Print, exactly and completely, every entry in the data.

(Data excerpts)

· · · ·

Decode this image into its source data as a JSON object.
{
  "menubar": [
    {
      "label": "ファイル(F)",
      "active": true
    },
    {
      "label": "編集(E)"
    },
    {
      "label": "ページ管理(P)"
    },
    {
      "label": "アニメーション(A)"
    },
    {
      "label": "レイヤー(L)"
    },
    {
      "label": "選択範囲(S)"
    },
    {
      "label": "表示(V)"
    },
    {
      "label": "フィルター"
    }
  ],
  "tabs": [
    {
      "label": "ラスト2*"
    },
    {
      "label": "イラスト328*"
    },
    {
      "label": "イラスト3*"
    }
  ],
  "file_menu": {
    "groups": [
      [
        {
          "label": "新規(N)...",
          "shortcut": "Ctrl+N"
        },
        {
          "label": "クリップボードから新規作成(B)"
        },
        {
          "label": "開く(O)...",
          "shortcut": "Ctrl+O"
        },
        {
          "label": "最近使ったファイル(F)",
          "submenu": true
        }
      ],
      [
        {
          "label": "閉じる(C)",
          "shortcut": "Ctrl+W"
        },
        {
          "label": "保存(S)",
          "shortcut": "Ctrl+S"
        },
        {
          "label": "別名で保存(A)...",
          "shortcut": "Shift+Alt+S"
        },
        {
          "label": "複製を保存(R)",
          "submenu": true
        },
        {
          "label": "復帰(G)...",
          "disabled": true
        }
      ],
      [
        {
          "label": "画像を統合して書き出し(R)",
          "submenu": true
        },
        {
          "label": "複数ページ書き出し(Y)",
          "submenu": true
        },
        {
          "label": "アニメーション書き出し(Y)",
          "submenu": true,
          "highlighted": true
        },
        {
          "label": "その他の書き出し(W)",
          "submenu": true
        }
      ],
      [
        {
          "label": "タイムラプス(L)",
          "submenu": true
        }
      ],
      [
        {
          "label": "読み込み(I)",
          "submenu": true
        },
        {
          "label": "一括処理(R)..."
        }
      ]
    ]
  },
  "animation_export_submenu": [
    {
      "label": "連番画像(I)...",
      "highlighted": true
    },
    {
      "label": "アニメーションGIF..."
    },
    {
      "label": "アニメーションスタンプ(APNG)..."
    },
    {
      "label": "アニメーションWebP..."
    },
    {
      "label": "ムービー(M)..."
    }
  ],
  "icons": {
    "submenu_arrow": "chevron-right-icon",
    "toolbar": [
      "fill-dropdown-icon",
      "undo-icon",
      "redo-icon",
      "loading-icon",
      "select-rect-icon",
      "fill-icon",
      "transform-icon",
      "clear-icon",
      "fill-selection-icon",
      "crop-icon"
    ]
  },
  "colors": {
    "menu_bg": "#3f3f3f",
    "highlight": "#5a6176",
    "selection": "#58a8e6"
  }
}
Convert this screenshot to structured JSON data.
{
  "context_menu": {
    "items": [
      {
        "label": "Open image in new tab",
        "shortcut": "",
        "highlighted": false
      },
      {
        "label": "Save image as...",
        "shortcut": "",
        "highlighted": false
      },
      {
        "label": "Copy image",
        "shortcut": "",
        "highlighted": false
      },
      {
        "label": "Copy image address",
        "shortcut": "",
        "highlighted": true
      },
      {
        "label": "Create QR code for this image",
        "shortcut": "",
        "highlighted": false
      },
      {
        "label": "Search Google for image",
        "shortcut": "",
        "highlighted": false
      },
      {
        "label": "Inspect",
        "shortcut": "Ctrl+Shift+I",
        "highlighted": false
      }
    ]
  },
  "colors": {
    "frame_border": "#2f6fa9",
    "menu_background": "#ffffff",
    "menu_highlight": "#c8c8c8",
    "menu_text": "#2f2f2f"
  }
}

· · · ·

> [SOLUTION TO THIS PROBLEM]
Decode this image into its source data as a JSON object.
{
  "menubar": [
    {
      "label": "ファイル(F)",
      "active": true
    },
    {
      "label": "編集(E)"
    },
    {
      "label": "ページ管理(P)"
    },
    {
      "label": "アニメーション(A)"
    },
    {
      "label": "レイヤー(L)"
    },
    {
      "label": "選択範囲(S)"
    },
    {
      "label": "表示(V)"
    },
    {
      "label": "フィルター"
    }
  ],
  "tabs": [
    {
      "label": "ラスト2*"
    },
    {
      "label": "イラスト328*"
    },
    {
      "label": "イラスト3*"
    }
  ],
  "file_menu": {
    "groups": [
      [
        {
          "label": "新規(N)...",
          "shortcut": "Ctrl+N"
        },
        {
          "label": "クリップボードから新規作成(B)"
        },
        {
          "label": "開く(O)...",
          "shortcut": "Ctrl+O"
        },
        {
          "label": "最近使ったファイル(F)",
          "submenu": true
        }
      ],
      [
        {
          "label": "閉じる(C)",
          "shortcut": "Ctrl+W"
        },
        {
          "label": "保存(S)",
          "shortcut": "Ctrl+S"
        },
        {
          "label": "別名で保存(A)...",
          "shortcut": "Shift+Alt+S"
        },
        {
          "label": "複製を保存(R)",
          "submenu": true
        },
        {
          "label": "復帰(G)...",
          "disabled": true
        }
      ],
      [
        {
          "label": "画像を統合して書き出し(R)",
          "submenu": true
        },
        {
          "label": "複数ページ書き出し(Y)",
          "submenu": true
        },
        {
          "label": "アニメーション書き出し(Y)",
          "submenu": true,
          "highlighted": true
        },
        {
          "label": "その他の書き出し(W)",
          "submenu": true
        }
      ],
      [
        {
          "label": "タイムラプス(L)",
          "submenu": true
        }
      ],
      [
        {
          "label": "読み込み(I)",
          "submenu": true
        },
        {
          "label": "一括処理(R)..."
        }
      ]
    ]
  },
  "animation_export_submenu": [
    {
      "label": "連番画像(I)...",
      "highlighted": true
    },
    {
      "label": "アニメーションGIF..."
    },
    {
      "label": "アニメーションスタンプ(APNG)..."
    },
    {
      "label": "アニメーションWebP..."
    },
    {
      "label": "ムービー(M)..."
    }
  ],
  "icons": {
    "submenu_arrow": "chevron-right-icon",
    "toolbar": [
      "fill-dropdown-icon",
      "undo-icon",
      "redo-icon",
      "loading-icon",
      "select-rect-icon",
      "fill-icon",
      "transform-icon",
      "clear-icon",
      "fill-selection-icon",
      "crop-icon"
    ]
  },
  "colors": {
    "menu_bg": "#3f3f3f",
    "highlight": "#5a6176",
    "selection": "#58a8e6"
  }
}
Convert this screenshot to structured JSON data.
{
  "context_menu": {
    "items": [
      {
        "label": "Open image in new tab",
        "shortcut": "",
        "highlighted": false
      },
      {
        "label": "Save image as...",
        "shortcut": "",
        "highlighted": false
      },
      {
        "label": "Copy image",
        "shortcut": "",
        "highlighted": false
      },
      {
        "label": "Copy image address",
        "shortcut": "",
        "highlighted": true
      },
      {
        "label": "Create QR code for this image",
        "shortcut": "",
        "highlighted": false
      },
      {
        "label": "Search Google for image",
        "shortcut": "",
        "highlighted": false
      },
      {
        "label": "Inspect",
        "shortcut": "Ctrl+Shift+I",
        "highlighted": false
      }
    ]
  },
  "colors": {
    "frame_border": "#2f6fa9",
    "menu_background": "#ffffff",
    "menu_highlight": "#c8c8c8",
    "menu_text": "#2f2f2f"
  }
}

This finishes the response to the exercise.